— Begin DATA SUPPLIED —
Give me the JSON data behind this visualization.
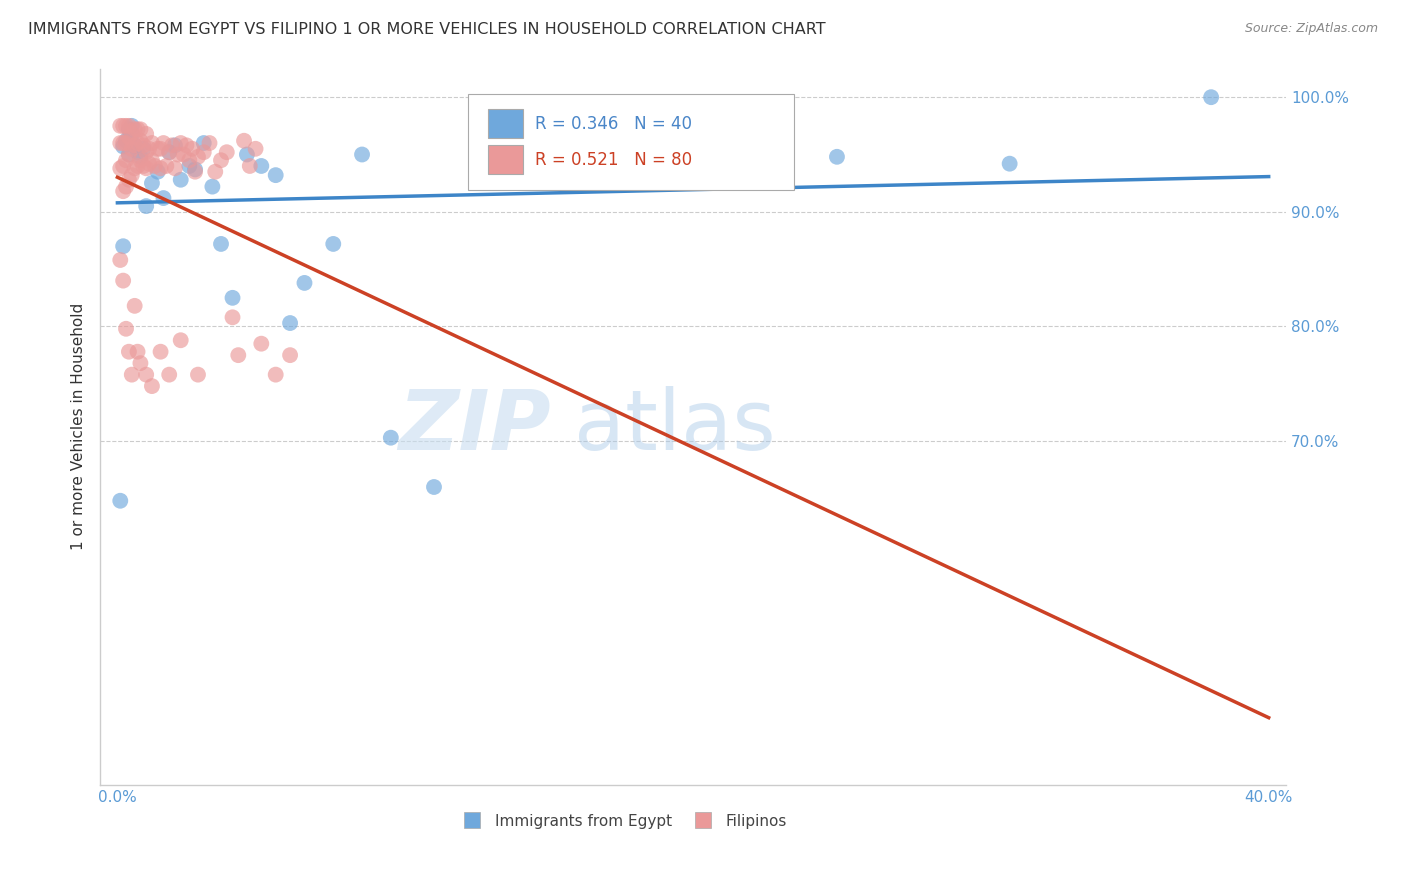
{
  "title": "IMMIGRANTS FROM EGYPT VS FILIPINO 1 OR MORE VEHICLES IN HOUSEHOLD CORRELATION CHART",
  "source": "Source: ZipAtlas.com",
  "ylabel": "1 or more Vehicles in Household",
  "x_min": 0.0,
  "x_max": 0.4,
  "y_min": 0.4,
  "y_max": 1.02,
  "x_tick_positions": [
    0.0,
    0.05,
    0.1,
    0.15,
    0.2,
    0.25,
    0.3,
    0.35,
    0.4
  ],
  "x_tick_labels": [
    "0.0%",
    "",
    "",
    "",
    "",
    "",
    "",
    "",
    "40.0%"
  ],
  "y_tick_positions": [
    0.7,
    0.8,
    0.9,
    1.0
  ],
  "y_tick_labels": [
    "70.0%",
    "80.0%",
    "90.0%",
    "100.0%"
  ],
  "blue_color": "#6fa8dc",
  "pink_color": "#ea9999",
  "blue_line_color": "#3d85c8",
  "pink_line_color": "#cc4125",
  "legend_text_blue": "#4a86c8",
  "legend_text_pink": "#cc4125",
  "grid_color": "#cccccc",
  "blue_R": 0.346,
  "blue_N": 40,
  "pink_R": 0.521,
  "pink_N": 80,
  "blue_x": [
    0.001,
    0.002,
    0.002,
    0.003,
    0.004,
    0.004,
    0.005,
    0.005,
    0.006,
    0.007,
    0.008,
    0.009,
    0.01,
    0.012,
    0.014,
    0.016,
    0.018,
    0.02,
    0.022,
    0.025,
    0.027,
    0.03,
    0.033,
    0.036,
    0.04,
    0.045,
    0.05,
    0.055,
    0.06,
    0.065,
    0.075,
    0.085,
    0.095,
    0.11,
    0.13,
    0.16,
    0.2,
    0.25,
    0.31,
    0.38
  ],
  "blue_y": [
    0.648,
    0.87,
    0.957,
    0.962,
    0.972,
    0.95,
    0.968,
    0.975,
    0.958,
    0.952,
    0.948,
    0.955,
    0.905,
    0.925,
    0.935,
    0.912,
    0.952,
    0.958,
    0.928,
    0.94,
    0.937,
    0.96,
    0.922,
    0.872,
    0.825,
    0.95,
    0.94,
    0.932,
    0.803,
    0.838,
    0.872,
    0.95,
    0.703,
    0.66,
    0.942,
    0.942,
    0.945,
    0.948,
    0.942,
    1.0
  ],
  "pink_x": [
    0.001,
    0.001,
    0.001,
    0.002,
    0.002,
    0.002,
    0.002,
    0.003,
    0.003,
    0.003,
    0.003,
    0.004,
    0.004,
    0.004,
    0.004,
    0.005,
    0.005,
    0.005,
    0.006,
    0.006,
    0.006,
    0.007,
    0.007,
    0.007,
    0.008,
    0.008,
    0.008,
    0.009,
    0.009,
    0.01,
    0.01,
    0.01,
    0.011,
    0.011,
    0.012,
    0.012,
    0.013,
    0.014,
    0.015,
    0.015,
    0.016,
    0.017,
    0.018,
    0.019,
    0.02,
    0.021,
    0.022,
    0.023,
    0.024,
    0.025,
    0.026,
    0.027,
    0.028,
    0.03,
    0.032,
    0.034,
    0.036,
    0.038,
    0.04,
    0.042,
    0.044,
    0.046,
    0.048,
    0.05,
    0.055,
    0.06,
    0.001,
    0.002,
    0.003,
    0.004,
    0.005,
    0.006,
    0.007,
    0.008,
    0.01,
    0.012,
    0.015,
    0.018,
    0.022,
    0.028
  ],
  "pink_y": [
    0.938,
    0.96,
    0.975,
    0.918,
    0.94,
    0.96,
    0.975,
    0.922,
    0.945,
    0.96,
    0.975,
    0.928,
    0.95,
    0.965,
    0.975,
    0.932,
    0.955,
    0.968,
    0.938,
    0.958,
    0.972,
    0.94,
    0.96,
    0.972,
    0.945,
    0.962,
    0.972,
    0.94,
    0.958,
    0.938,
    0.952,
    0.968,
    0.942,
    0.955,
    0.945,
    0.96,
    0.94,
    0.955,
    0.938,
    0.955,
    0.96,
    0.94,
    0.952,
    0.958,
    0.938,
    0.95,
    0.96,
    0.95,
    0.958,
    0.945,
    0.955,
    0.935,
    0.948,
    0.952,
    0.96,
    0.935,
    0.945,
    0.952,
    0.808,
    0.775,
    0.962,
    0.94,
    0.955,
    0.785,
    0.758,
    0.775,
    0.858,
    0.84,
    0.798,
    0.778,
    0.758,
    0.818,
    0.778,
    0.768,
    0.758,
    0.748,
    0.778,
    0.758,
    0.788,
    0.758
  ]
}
— End DATA SUPPLIED —
— Begin DATA SUPPLIED —
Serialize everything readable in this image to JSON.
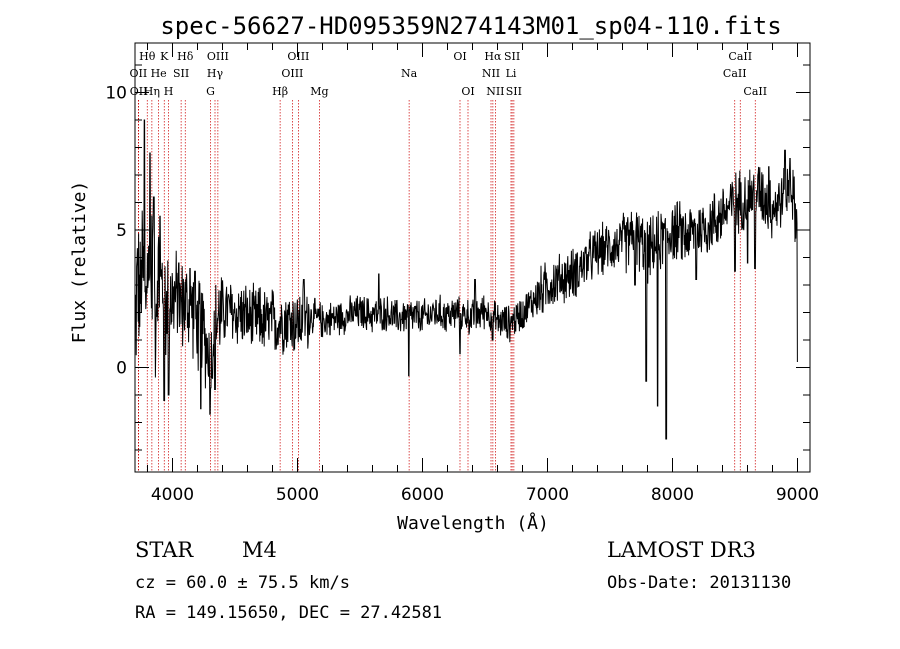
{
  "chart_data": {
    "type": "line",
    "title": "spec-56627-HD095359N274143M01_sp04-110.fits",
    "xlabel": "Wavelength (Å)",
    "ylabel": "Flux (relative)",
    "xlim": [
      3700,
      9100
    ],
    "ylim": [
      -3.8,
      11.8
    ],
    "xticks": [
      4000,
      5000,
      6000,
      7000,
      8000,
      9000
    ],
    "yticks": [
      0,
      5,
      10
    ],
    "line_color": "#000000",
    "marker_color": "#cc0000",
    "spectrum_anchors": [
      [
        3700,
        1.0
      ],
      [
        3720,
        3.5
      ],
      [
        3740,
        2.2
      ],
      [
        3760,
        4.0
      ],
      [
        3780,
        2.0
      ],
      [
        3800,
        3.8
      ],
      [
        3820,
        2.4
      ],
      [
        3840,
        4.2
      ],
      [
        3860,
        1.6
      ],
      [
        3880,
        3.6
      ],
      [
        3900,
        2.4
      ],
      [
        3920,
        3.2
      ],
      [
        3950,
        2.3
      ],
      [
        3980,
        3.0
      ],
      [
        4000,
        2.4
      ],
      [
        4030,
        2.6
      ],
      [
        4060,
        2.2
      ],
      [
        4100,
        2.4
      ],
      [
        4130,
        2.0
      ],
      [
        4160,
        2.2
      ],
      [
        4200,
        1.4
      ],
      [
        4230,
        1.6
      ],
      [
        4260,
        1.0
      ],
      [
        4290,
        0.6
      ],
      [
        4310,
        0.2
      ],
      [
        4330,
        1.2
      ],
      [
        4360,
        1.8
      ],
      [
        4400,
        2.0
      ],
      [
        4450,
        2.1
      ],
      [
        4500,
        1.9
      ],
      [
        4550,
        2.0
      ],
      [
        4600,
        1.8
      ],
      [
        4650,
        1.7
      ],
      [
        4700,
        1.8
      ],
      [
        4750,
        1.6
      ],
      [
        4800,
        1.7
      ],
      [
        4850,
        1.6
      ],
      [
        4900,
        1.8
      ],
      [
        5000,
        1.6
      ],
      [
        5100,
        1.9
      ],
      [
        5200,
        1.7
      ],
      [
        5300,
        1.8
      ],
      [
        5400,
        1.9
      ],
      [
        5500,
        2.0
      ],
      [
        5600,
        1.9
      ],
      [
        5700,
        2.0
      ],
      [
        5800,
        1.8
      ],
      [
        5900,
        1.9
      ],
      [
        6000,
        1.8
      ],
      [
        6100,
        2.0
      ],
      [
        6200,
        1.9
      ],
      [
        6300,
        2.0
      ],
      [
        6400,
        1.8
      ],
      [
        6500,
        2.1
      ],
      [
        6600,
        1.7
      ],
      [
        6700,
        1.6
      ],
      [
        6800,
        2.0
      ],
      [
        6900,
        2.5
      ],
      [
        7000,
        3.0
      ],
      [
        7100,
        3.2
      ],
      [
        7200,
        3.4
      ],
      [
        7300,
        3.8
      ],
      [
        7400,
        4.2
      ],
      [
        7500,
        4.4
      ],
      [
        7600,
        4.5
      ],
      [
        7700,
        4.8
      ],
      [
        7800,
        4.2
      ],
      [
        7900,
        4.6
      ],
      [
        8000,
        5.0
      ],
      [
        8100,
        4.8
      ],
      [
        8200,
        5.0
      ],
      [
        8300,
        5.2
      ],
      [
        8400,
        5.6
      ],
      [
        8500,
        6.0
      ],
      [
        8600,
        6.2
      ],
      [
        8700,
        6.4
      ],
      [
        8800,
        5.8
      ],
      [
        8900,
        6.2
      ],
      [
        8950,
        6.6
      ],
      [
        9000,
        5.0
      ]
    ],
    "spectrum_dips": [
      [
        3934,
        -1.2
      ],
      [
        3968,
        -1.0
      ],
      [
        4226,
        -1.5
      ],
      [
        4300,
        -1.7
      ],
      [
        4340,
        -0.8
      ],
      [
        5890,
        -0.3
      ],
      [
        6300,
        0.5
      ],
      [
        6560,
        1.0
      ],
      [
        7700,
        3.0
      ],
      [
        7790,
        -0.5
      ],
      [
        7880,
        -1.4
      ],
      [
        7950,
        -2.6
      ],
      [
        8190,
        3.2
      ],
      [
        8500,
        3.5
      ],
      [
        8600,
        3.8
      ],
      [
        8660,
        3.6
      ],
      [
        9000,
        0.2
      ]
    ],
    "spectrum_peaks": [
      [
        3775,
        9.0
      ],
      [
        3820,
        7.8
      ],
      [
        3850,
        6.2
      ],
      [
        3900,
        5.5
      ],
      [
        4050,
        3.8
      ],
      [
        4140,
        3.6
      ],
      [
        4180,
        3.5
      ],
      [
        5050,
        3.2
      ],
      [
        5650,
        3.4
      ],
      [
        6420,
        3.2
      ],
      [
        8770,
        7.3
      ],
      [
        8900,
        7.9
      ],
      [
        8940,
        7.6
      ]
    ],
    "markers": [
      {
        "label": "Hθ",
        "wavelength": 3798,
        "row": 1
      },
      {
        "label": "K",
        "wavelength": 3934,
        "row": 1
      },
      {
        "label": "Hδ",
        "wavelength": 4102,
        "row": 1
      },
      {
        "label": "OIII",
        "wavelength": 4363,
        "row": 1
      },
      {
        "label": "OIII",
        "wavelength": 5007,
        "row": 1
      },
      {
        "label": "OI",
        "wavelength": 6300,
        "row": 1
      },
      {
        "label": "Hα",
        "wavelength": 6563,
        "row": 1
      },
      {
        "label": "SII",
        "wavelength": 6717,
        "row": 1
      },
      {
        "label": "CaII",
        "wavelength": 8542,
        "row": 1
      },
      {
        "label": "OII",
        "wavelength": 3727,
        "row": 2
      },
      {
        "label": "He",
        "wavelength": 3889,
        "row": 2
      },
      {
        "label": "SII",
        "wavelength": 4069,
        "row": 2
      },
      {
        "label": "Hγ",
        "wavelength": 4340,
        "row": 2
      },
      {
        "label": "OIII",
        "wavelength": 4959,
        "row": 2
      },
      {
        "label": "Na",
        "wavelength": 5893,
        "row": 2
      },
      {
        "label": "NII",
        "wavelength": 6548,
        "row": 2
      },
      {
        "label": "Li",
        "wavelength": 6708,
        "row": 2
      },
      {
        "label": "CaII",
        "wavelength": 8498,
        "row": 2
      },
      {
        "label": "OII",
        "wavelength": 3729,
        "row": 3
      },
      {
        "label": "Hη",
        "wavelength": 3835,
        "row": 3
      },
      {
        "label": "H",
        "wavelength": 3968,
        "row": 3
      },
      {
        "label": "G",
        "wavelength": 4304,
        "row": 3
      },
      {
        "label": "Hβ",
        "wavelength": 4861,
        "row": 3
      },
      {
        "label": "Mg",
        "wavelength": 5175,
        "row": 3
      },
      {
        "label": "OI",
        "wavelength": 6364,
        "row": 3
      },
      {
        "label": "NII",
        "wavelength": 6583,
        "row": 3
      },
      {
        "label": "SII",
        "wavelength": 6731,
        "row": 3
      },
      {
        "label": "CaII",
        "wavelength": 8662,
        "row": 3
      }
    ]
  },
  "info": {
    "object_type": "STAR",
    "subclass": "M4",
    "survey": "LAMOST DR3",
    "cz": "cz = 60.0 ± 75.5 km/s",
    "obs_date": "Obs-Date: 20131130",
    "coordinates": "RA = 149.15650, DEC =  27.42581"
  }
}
— End DATA SUPPLIED —
— Begin DATA SUPPLIED —
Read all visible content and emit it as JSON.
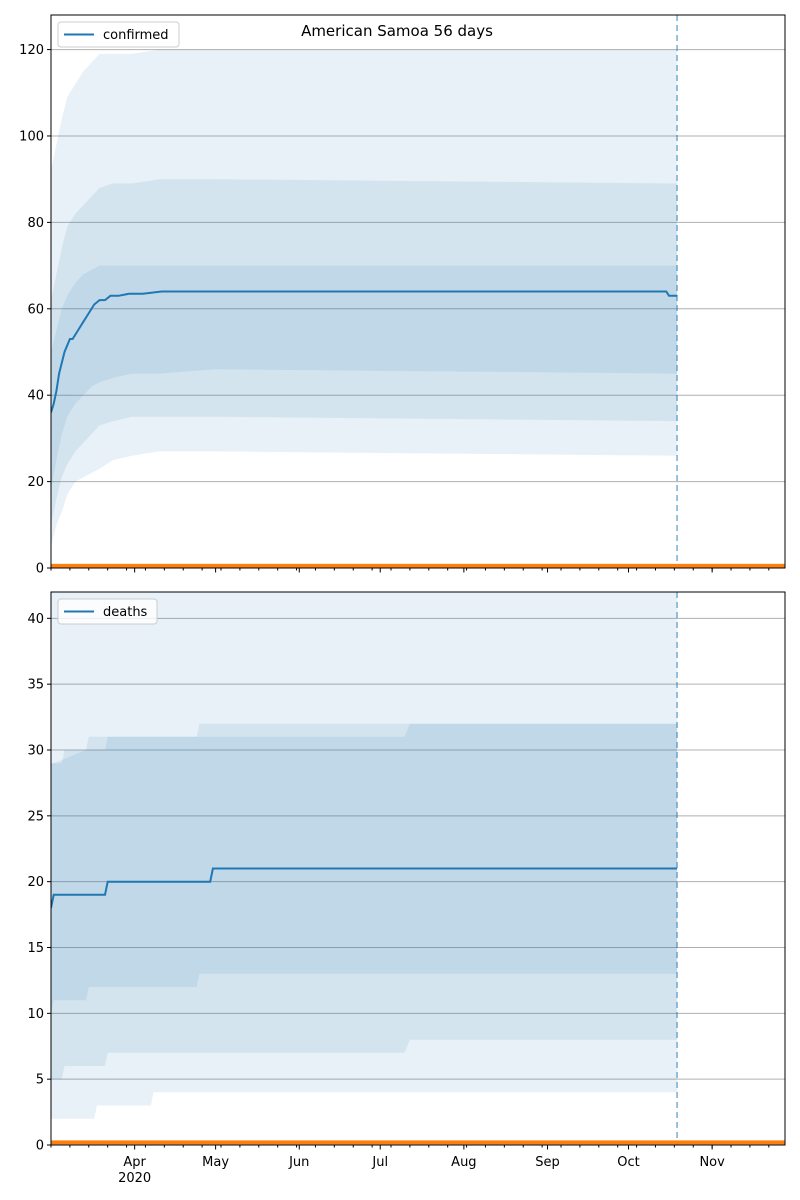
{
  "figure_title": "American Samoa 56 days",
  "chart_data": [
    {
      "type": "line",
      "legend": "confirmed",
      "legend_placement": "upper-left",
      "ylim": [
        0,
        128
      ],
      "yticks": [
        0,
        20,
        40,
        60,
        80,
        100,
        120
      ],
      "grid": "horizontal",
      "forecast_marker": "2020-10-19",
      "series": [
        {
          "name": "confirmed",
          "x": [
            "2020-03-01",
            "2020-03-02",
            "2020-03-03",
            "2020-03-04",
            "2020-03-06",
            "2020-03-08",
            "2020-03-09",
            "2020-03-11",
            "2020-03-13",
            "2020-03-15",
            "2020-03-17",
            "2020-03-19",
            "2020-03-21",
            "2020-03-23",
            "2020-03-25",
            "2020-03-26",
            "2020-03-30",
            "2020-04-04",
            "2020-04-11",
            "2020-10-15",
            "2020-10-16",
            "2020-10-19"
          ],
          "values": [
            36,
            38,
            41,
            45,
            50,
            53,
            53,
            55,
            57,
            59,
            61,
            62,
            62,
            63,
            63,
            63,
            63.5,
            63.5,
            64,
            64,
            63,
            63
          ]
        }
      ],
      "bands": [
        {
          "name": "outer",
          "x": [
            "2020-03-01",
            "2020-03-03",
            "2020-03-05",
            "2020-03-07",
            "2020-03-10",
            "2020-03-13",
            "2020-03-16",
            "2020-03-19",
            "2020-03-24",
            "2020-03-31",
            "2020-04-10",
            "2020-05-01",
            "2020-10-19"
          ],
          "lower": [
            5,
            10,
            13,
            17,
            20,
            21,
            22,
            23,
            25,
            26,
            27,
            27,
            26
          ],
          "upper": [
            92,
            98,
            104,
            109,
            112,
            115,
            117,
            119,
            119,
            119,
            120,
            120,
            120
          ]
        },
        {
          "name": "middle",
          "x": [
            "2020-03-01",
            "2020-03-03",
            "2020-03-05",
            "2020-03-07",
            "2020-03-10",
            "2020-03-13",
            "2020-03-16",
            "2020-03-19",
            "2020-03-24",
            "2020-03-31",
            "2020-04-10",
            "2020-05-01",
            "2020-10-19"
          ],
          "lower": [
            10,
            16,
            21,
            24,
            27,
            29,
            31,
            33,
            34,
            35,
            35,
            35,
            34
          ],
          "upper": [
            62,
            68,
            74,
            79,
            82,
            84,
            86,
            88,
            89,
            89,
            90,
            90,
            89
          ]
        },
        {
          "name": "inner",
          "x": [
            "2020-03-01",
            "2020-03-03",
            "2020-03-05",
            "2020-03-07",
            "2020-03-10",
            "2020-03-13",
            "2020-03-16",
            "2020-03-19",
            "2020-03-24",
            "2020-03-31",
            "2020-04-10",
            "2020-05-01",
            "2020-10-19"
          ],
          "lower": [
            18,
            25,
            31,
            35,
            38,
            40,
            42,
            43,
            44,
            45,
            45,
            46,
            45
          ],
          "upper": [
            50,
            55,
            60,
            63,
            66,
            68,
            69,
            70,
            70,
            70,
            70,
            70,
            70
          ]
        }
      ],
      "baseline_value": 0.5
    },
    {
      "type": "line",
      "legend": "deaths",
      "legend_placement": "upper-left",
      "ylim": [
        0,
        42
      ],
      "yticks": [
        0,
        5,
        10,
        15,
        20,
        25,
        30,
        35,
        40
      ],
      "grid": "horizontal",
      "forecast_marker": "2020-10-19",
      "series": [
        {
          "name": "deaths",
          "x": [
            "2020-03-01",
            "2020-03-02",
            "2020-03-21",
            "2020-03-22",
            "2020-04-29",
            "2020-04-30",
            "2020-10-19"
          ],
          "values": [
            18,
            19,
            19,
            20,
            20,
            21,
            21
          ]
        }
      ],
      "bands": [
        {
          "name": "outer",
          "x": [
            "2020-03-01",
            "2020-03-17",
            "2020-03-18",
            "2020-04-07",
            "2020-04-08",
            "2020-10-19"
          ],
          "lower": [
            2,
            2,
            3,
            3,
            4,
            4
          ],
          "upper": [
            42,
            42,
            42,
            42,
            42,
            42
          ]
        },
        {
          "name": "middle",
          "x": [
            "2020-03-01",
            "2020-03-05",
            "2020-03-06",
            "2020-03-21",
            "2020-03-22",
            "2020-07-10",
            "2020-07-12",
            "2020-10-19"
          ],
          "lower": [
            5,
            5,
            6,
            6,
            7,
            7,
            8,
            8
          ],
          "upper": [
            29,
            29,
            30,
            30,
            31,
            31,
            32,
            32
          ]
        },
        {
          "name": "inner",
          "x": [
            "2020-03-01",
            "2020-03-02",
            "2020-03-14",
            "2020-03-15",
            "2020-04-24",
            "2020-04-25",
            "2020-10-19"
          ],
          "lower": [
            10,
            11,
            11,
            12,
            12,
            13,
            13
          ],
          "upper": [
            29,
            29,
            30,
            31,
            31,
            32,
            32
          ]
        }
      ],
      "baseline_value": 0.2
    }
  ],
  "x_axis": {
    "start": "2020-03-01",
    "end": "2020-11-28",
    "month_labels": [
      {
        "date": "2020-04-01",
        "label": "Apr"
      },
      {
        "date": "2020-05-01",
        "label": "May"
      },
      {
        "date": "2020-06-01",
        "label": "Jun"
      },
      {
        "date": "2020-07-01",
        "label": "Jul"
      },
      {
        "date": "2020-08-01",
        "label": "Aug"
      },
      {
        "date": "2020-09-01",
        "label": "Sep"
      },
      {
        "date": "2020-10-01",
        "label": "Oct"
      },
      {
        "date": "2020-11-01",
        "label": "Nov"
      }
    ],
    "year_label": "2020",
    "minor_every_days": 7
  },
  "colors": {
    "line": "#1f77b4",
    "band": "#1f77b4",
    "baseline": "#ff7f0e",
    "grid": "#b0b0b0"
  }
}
— End DATA SUPPLIED —
• EXERCISE REQUIREMENTS
Extract from the data every line where "ylabel" shows up.

• WRITTEN SOLUTION
  "ylabel": "1 or more Vehicles in Household",
    "ylabel": "Flux (relative)",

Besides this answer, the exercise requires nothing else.